◆ Task requirements
Search the material below for the word "suffix" and copy every line in which it occurs.

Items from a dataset
########################################

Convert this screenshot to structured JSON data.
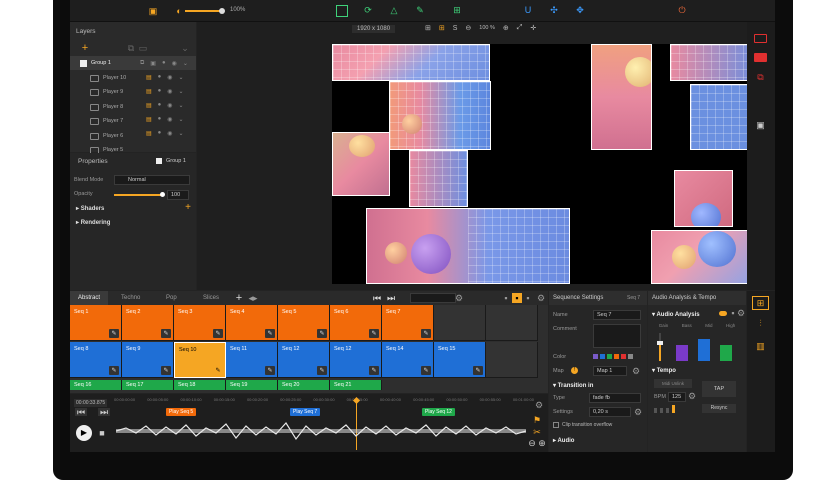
{
  "toolbar": {
    "zoom_value": "100%",
    "resolution": "1920 x 1080",
    "canvas_zoom": "100 %",
    "canvas_s": "S"
  },
  "layers": {
    "title": "Layers",
    "items": [
      {
        "label": "Group 1"
      },
      {
        "label": "Player 10"
      },
      {
        "label": "Player 9"
      },
      {
        "label": "Player 8"
      },
      {
        "label": "Player 7"
      },
      {
        "label": "Player 6"
      },
      {
        "label": "Player 5"
      }
    ]
  },
  "properties": {
    "title": "Properties",
    "target": "Group 1",
    "blend_label": "Blend Mode",
    "blend_value": "Normal",
    "opacity_label": "Opacity",
    "opacity_value": "100",
    "shaders": "Shaders",
    "rendering": "Rendering"
  },
  "seq_tabs": [
    "Abstract",
    "Techno",
    "Pop",
    "Slices"
  ],
  "sequences_row1": [
    "Seq 1",
    "Seq 2",
    "Seq 3",
    "Seq 4",
    "Seq 5",
    "Seq 6",
    "Seq 7"
  ],
  "sequences_row2": [
    "Seq 8",
    "Seq 9",
    "Seq 10",
    "Seq 11",
    "Seq 12",
    "Seq 12",
    "Seq 14",
    "Seq 15"
  ],
  "sequences_row3": [
    "Seq 16",
    "Seq 17",
    "Seq 18",
    "Seq 19",
    "Seq 20",
    "Seq 21"
  ],
  "seq_settings": {
    "title": "Sequence Settings",
    "seq": "Seq 7",
    "name_label": "Name",
    "name_value": "Seq 7",
    "comment_label": "Comment",
    "color_label": "Color",
    "map_label": "Map",
    "map_value": "Map 1",
    "transition_in": "Transition in",
    "type_label": "Type",
    "type_value": "fade fb",
    "settings_label": "Settings",
    "settings_value": "0,20 s",
    "clip_overflow": "Clip transition overflow",
    "audio": "Audio"
  },
  "audio_panel": {
    "title": "Audio Analysis & Tempo",
    "analysis": "Audio Analysis",
    "bands": [
      "Gain",
      "Bass",
      "Mid",
      "High"
    ],
    "tempo": "Tempo",
    "midi": "Midi Unlink",
    "tap": "TAP",
    "bpm_label": "BPM",
    "bpm_value": "125",
    "resync": "Resync"
  },
  "timeline": {
    "time": "00:00:33.875",
    "ticks": [
      "00:00:00:00",
      "00:00:05:00",
      "00:00:10:00",
      "00:00:15:00",
      "00:00:20:00",
      "00:00:25:00",
      "00:00:30:00",
      "00:00:35:00",
      "00:00:40:00",
      "00:00:45:00",
      "00:00:50:00",
      "00:00:55:00",
      "00:01:00:00"
    ],
    "markers": [
      "Play Seq 5",
      "Play Seq 7",
      "Play Seq 12"
    ]
  },
  "colors": {
    "orange": "#f26a0a",
    "blue": "#1f6fd6",
    "green": "#1fa84a",
    "selected": "#f5a623",
    "accent": "#3fd27a"
  }
}
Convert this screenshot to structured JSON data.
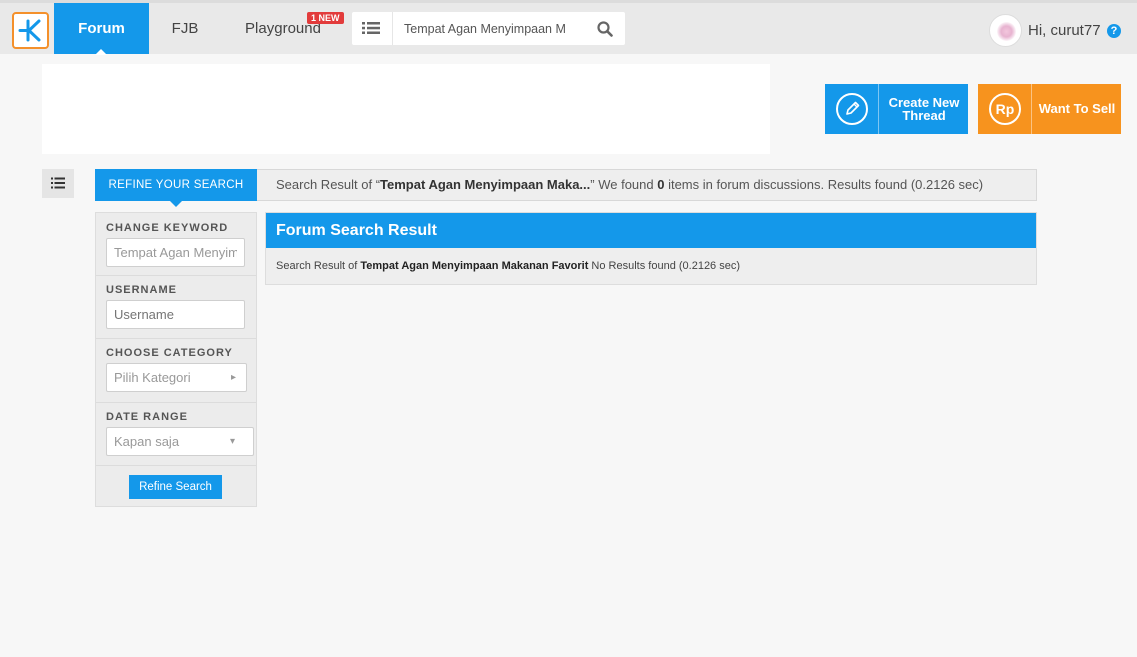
{
  "nav": {
    "logo": "kaskus-logo-icon",
    "items": [
      {
        "label": "Forum",
        "active": true
      },
      {
        "label": "FJB",
        "active": false
      },
      {
        "label": "Playground",
        "active": false
      }
    ],
    "new_badge": "1 NEW",
    "search_value": "Tempat Agan Menyimpaan M",
    "user_greeting": "Hi, curut77",
    "help_glyph": "?"
  },
  "actions": {
    "create_thread_line1": "Create New",
    "create_thread_line2": "Thread",
    "want_to_sell": "Want To Sell",
    "sell_icon_text": "Rp"
  },
  "refine": {
    "tab_label": "REFINE YOUR SEARCH",
    "keyword_label": "CHANGE KEYWORD",
    "keyword_value": "Tempat Agan Menyimpaan Makanan Favorit",
    "username_label": "USERNAME",
    "username_placeholder": "Username",
    "category_label": "CHOOSE CATEGORY",
    "category_value": "Pilih Kategori",
    "date_label": "DATE RANGE",
    "date_value": "Kapan saja",
    "button_label": "Refine Search"
  },
  "summary": {
    "prefix": "Search Result of “",
    "query": "Tempat Agan Menyimpaan Maka...",
    "mid": "” We found ",
    "count": "0",
    "suffix": " items in forum discussions. Results found (0.2126 sec)"
  },
  "result": {
    "title": "Forum Search Result",
    "prefix": "Search Result of ",
    "query": "Tempat Agan Menyimpaan Makanan Favorit",
    "suffix": " No Results found (0.2126 sec)"
  },
  "colors": {
    "primary": "#1498ea",
    "accent_orange": "#f7931e",
    "logo_orange": "#f4902b",
    "badge_red": "#e23b3b"
  }
}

########################################

◆ Answer to this exercise
    "suffix": " items in forum discussions. Results found (0.2126 sec)"
    "suffix": " No Results found (0.2126 sec)"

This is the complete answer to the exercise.